Collected data entries
§ §
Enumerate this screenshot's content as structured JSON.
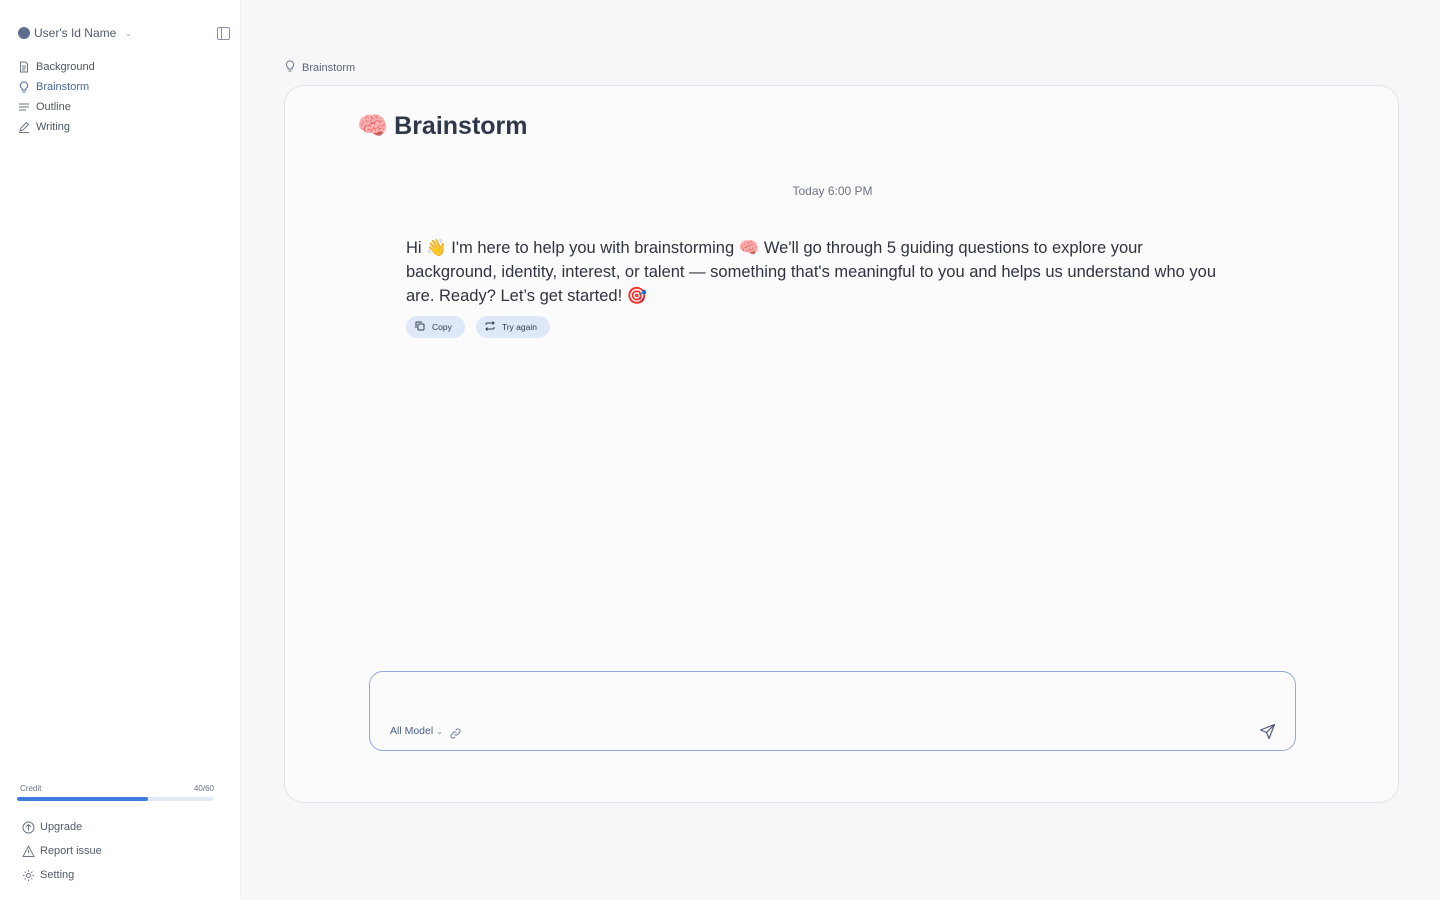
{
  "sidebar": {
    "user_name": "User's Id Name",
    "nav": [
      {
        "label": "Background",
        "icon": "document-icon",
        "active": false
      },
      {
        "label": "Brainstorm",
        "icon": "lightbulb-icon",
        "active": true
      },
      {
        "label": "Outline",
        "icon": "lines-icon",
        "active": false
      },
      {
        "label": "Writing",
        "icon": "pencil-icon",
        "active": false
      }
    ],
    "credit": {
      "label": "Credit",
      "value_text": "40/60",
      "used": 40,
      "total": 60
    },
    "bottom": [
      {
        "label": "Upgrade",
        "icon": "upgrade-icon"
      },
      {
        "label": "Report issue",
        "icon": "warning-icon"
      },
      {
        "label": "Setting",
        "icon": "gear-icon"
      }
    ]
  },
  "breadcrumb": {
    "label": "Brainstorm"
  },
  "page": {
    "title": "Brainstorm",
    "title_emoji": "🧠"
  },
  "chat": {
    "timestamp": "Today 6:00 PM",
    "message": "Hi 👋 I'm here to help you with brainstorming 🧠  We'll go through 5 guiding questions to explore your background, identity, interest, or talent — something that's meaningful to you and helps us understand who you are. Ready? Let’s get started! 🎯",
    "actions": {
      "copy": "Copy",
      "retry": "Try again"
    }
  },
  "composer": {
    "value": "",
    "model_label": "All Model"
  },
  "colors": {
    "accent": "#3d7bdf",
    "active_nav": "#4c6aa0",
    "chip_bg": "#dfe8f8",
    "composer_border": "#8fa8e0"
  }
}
§ §
* Task objective:
Output, exactly, all the records above; include no pictures.

* Response:
Enumerate this screenshot's content as structured JSON.
{
  "sidebar": {
    "user_name": "User's Id Name",
    "nav": [
      {
        "label": "Background",
        "icon": "document-icon",
        "active": false
      },
      {
        "label": "Brainstorm",
        "icon": "lightbulb-icon",
        "active": true
      },
      {
        "label": "Outline",
        "icon": "lines-icon",
        "active": false
      },
      {
        "label": "Writing",
        "icon": "pencil-icon",
        "active": false
      }
    ],
    "credit": {
      "label": "Credit",
      "value_text": "40/60",
      "used": 40,
      "total": 60
    },
    "bottom": [
      {
        "label": "Upgrade",
        "icon": "upgrade-icon"
      },
      {
        "label": "Report issue",
        "icon": "warning-icon"
      },
      {
        "label": "Setting",
        "icon": "gear-icon"
      }
    ]
  },
  "breadcrumb": {
    "label": "Brainstorm"
  },
  "page": {
    "title": "Brainstorm",
    "title_emoji": "🧠"
  },
  "chat": {
    "timestamp": "Today 6:00 PM",
    "message": "Hi 👋 I'm here to help you with brainstorming 🧠  We'll go through 5 guiding questions to explore your background, identity, interest, or talent — something that's meaningful to you and helps us understand who you are. Ready? Let’s get started! 🎯",
    "actions": {
      "copy": "Copy",
      "retry": "Try again"
    }
  },
  "composer": {
    "value": "",
    "model_label": "All Model"
  },
  "colors": {
    "accent": "#3d7bdf",
    "active_nav": "#4c6aa0",
    "chip_bg": "#dfe8f8",
    "composer_border": "#8fa8e0"
  }
}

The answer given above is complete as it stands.